Written problem:
Return the records exactly as they are.

Task input:
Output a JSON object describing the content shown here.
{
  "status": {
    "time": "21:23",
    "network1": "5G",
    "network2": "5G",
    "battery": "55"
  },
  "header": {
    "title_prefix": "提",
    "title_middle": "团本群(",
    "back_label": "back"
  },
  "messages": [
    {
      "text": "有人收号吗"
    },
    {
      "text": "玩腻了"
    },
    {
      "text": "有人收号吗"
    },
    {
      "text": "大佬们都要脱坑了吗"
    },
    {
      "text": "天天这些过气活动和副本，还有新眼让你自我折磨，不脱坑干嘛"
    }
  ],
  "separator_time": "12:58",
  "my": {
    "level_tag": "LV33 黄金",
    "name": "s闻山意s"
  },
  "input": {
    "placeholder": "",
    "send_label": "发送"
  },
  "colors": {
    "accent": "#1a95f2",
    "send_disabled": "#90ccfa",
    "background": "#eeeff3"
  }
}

Result of this exercise:
Output a JSON object describing the content shown here.
{
  "status": {
    "time": "21:23",
    "network1": "5G",
    "network2": "5G",
    "battery": "55"
  },
  "header": {
    "title_prefix": "提",
    "title_middle": "团本群(",
    "back_label": "back"
  },
  "messages": [
    {
      "text": "有人收号吗"
    },
    {
      "text": "玩腻了"
    },
    {
      "text": "有人收号吗"
    },
    {
      "text": "大佬们都要脱坑了吗"
    },
    {
      "text": "天天这些过气活动和副本，还有新眼让你自我折磨，不脱坑干嘛"
    }
  ],
  "separator_time": "12:58",
  "my": {
    "level_tag": "LV33 黄金",
    "name": "s闻山意s"
  },
  "input": {
    "placeholder": "",
    "send_label": "发送"
  },
  "colors": {
    "accent": "#1a95f2",
    "send_disabled": "#90ccfa",
    "background": "#eeeff3"
  }
}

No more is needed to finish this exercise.